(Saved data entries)
-=-=-=-=-

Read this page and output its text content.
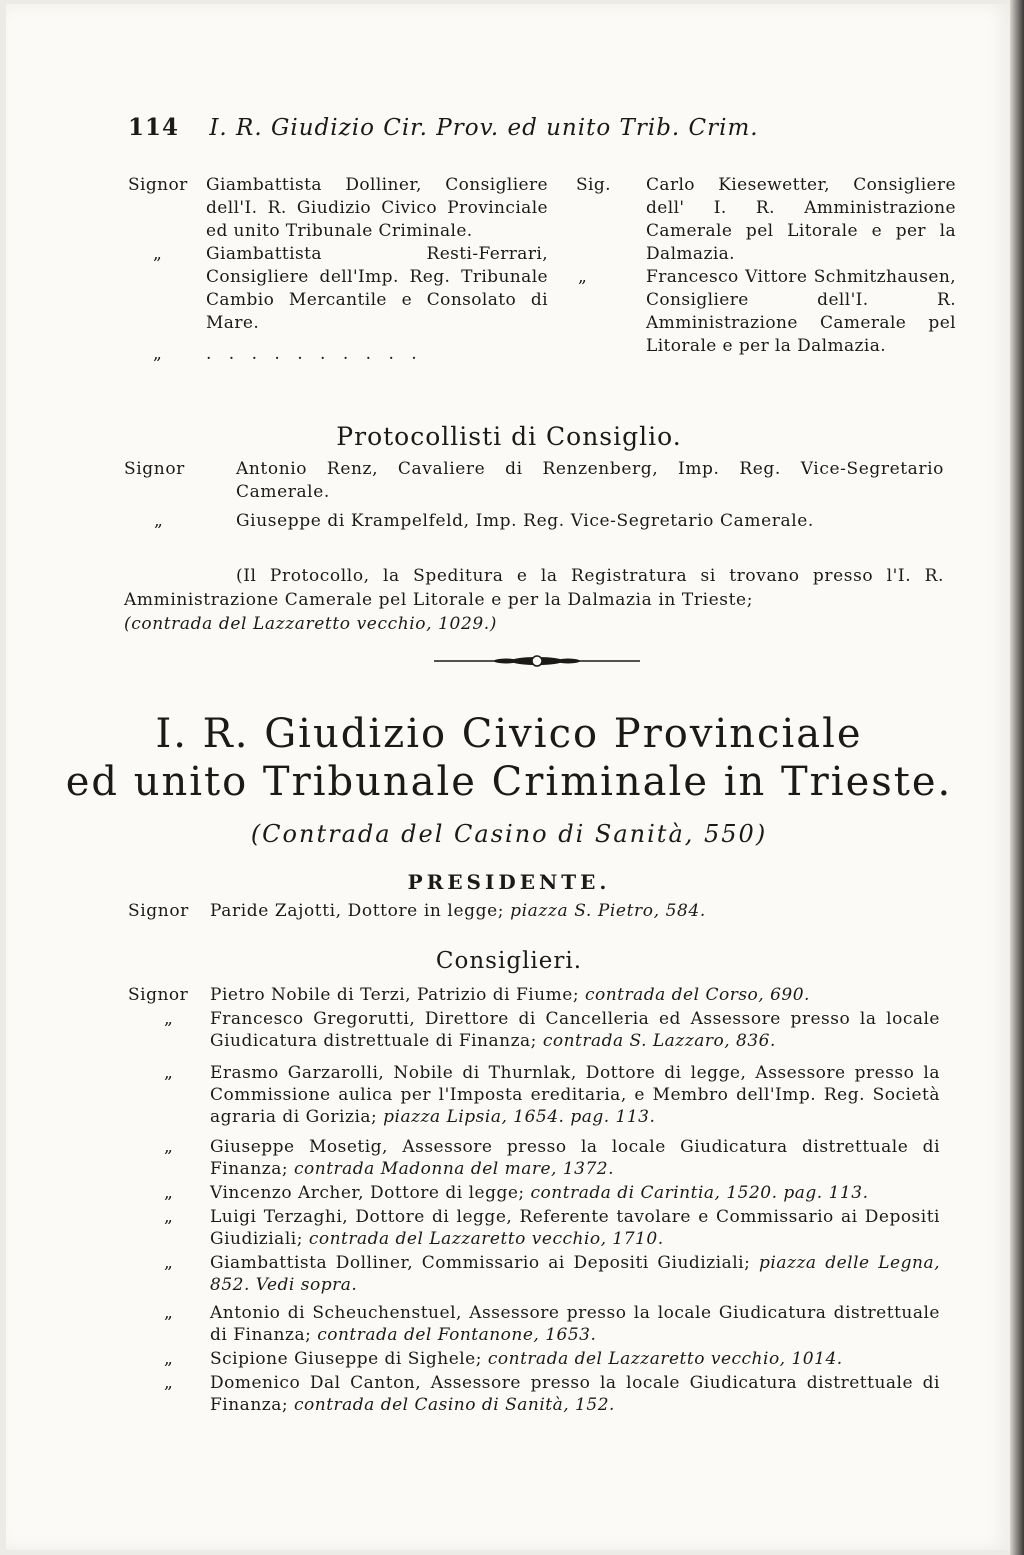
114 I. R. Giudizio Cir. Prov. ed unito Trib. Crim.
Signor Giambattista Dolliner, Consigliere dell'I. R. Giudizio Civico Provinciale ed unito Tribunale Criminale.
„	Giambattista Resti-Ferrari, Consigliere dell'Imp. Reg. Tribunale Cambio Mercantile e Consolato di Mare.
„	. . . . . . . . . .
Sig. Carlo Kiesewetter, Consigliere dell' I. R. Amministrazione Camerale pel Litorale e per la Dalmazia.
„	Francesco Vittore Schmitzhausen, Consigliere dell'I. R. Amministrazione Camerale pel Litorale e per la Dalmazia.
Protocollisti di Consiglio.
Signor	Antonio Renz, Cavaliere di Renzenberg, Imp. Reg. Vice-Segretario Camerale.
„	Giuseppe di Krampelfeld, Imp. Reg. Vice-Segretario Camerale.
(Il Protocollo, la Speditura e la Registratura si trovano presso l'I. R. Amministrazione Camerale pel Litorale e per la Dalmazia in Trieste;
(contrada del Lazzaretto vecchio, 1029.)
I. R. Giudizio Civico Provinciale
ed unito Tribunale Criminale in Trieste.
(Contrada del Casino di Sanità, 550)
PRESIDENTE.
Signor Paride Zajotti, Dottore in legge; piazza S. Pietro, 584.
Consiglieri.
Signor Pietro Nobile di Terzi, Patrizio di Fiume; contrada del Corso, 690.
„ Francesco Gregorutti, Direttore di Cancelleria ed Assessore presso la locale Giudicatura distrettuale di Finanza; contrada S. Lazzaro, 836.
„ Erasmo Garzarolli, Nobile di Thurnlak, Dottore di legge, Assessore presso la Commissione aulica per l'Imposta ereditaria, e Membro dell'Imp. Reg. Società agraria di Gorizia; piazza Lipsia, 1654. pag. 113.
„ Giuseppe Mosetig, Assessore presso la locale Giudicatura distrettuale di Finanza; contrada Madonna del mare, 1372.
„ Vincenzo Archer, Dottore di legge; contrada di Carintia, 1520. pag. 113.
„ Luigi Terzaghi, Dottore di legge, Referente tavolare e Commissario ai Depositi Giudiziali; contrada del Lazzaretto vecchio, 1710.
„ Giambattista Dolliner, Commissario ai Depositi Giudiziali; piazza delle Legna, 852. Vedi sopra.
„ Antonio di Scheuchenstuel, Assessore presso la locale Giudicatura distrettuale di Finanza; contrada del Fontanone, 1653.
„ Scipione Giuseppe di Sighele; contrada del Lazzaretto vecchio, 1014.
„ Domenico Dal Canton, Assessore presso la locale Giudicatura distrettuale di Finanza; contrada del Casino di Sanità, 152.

-=-=-=-=-

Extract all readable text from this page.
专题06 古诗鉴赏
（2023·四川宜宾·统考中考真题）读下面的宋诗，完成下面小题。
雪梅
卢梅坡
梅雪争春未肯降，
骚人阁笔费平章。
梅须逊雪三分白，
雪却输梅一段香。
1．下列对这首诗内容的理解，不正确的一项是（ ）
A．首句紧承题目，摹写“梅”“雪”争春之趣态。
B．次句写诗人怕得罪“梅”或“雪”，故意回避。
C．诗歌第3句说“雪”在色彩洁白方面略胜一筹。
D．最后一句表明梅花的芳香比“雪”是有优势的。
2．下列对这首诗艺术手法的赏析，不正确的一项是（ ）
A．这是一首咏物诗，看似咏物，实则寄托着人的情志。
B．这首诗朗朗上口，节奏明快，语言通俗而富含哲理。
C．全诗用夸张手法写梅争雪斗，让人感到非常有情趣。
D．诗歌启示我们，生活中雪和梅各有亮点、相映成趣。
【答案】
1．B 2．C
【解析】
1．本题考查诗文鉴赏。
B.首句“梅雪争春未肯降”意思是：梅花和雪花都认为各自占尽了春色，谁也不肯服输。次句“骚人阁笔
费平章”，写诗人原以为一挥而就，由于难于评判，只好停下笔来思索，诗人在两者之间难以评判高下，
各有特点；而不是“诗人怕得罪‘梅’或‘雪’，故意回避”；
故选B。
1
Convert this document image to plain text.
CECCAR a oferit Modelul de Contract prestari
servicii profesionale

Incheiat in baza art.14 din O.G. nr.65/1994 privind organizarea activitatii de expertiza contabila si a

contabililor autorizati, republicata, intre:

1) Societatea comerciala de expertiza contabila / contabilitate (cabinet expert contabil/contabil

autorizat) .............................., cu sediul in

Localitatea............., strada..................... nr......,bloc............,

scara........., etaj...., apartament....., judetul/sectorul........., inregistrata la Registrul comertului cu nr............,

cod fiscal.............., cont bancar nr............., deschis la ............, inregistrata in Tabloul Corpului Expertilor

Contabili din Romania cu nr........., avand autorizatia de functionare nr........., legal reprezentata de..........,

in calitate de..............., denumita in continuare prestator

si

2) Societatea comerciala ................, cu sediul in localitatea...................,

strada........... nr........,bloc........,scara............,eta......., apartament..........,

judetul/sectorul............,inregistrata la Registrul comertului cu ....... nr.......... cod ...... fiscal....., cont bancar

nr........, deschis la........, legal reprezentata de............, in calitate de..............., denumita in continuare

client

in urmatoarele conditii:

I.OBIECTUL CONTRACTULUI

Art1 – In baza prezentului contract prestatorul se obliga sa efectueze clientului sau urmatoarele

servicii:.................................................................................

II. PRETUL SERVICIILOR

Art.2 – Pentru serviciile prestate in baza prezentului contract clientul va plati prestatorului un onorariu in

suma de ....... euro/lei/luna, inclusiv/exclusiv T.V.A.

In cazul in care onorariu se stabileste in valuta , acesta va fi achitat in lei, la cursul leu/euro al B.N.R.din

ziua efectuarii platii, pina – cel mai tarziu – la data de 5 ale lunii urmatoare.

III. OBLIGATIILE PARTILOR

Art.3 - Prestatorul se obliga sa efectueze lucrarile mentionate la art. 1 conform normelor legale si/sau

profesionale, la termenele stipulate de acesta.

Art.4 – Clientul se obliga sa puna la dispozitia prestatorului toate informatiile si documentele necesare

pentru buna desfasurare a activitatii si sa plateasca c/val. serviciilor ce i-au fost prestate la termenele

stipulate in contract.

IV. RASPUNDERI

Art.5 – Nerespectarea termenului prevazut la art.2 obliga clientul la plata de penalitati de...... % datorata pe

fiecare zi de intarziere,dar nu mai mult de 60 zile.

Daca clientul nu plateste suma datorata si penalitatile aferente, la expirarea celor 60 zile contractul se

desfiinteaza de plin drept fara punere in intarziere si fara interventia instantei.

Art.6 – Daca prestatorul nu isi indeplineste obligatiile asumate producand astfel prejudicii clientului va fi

-=-=-=-=-

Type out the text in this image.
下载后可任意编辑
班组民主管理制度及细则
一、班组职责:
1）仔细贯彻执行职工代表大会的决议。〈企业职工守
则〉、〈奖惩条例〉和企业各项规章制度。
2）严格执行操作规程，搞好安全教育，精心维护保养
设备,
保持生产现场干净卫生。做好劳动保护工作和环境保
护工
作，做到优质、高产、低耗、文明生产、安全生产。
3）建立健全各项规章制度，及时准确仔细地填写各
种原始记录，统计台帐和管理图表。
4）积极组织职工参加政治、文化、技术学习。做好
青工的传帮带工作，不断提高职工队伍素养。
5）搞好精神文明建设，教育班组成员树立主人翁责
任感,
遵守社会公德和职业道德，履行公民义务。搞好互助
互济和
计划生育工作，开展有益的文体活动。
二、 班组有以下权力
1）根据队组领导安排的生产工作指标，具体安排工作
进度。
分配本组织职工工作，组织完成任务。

-=-=-=-=-

- _Work to do_:
Pull out every line holding "Nobile" from the records above, and copy it.

- _Full output_:
Signor Pietro Nobile di Terzi, Patrizio di Fiume; contrada del Corso, 690.
„ Erasmo Garzarolli, Nobile di Thurnlak, Dottore di legge, Assessore presso la Commissione aulica per l'Imposta ereditaria, e Membro dell'Imp. Reg. Società agraria di Gorizia; piazza Lipsia, 1654. pag. 113.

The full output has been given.